• _Entries taken from a collection_

----------

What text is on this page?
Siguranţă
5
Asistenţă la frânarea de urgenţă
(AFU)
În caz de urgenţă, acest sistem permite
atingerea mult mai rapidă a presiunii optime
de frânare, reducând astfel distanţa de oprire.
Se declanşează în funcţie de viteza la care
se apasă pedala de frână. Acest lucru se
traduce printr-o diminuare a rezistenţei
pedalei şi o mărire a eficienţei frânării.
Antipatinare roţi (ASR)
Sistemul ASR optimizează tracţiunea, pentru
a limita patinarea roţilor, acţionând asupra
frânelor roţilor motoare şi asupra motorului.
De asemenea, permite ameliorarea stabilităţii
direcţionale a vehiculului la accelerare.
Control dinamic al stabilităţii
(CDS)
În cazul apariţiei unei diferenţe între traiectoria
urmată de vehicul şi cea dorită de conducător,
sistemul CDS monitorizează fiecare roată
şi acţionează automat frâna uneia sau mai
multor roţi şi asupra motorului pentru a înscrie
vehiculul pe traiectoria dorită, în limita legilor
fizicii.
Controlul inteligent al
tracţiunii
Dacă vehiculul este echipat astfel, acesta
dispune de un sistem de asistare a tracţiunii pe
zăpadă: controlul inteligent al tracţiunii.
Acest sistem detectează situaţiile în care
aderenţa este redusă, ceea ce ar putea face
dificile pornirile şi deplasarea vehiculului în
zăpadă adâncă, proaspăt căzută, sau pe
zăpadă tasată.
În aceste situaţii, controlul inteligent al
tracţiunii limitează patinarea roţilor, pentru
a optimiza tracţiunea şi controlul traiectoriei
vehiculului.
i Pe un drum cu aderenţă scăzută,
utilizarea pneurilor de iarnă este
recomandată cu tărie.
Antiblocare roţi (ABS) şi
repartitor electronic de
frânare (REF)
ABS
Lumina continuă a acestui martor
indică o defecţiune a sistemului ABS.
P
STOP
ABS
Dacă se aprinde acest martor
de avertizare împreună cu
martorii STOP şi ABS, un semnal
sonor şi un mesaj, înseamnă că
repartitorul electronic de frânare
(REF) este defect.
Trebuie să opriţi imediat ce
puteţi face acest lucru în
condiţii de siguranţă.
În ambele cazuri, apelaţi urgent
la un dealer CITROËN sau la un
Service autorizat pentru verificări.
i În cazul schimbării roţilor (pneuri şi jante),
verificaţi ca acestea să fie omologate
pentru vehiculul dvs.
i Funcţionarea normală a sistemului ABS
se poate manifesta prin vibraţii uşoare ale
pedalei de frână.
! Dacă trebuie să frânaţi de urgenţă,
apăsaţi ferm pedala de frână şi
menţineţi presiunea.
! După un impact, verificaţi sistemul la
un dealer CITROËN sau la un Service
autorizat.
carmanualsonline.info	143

----------

• _GIVEN REQUEST_
Using the material above, print every entry exactly as written.

• _EXERCISE RESULT_
What text is on this page?
Siguranţă
5
Asistenţă la frânarea de urgenţă
(AFU)
În caz de urgenţă, acest sistem permite
atingerea mult mai rapidă a presiunii optime
de frânare, reducând astfel distanţa de oprire.
Se declanşează în funcţie de viteza la care
se apasă pedala de frână. Acest lucru se
traduce printr-o diminuare a rezistenţei
pedalei şi o mărire a eficienţei frânării.
Antipatinare roţi (ASR)
Sistemul ASR optimizează tracţiunea, pentru
a limita patinarea roţilor, acţionând asupra
frânelor roţilor motoare şi asupra motorului.
De asemenea, permite ameliorarea stabilităţii
direcţionale a vehiculului la accelerare.
Control dinamic al stabilităţii
(CDS)
În cazul apariţiei unei diferenţe între traiectoria
urmată de vehicul şi cea dorită de conducător,
sistemul CDS monitorizează fiecare roată
şi acţionează automat frâna uneia sau mai
multor roţi şi asupra motorului pentru a înscrie
vehiculul pe traiectoria dorită, în limita legilor
fizicii.
Controlul inteligent al
tracţiunii
Dacă vehiculul este echipat astfel, acesta
dispune de un sistem de asistare a tracţiunii pe
zăpadă: controlul inteligent al tracţiunii.
Acest sistem detectează situaţiile în care
aderenţa este redusă, ceea ce ar putea face
dificile pornirile şi deplasarea vehiculului în
zăpadă adâncă, proaspăt căzută, sau pe
zăpadă tasată.
În aceste situaţii, controlul inteligent al
tracţiunii limitează patinarea roţilor, pentru
a optimiza tracţiunea şi controlul traiectoriei
vehiculului.
i Pe un drum cu aderenţă scăzută,
utilizarea pneurilor de iarnă este
recomandată cu tărie.
Antiblocare roţi (ABS) şi
repartitor electronic de
frânare (REF)
ABS
Lumina continuă a acestui martor
indică o defecţiune a sistemului ABS.
P
STOP
ABS
Dacă se aprinde acest martor
de avertizare împreună cu
martorii STOP şi ABS, un semnal
sonor şi un mesaj, înseamnă că
repartitorul electronic de frânare
(REF) este defect.
Trebuie să opriţi imediat ce
puteţi face acest lucru în
condiţii de siguranţă.
În ambele cazuri, apelaţi urgent
la un dealer CITROËN sau la un
Service autorizat pentru verificări.
i În cazul schimbării roţilor (pneuri şi jante),
verificaţi ca acestea să fie omologate
pentru vehiculul dvs.
i Funcţionarea normală a sistemului ABS
se poate manifesta prin vibraţii uşoare ale
pedalei de frână.
! Dacă trebuie să frânaţi de urgenţă,
apăsaţi ferm pedala de frână şi
menţineţi presiunea.
! După un impact, verificaţi sistemul la
un dealer CITROËN sau la un Service
autorizat.
carmanualsonline.info	143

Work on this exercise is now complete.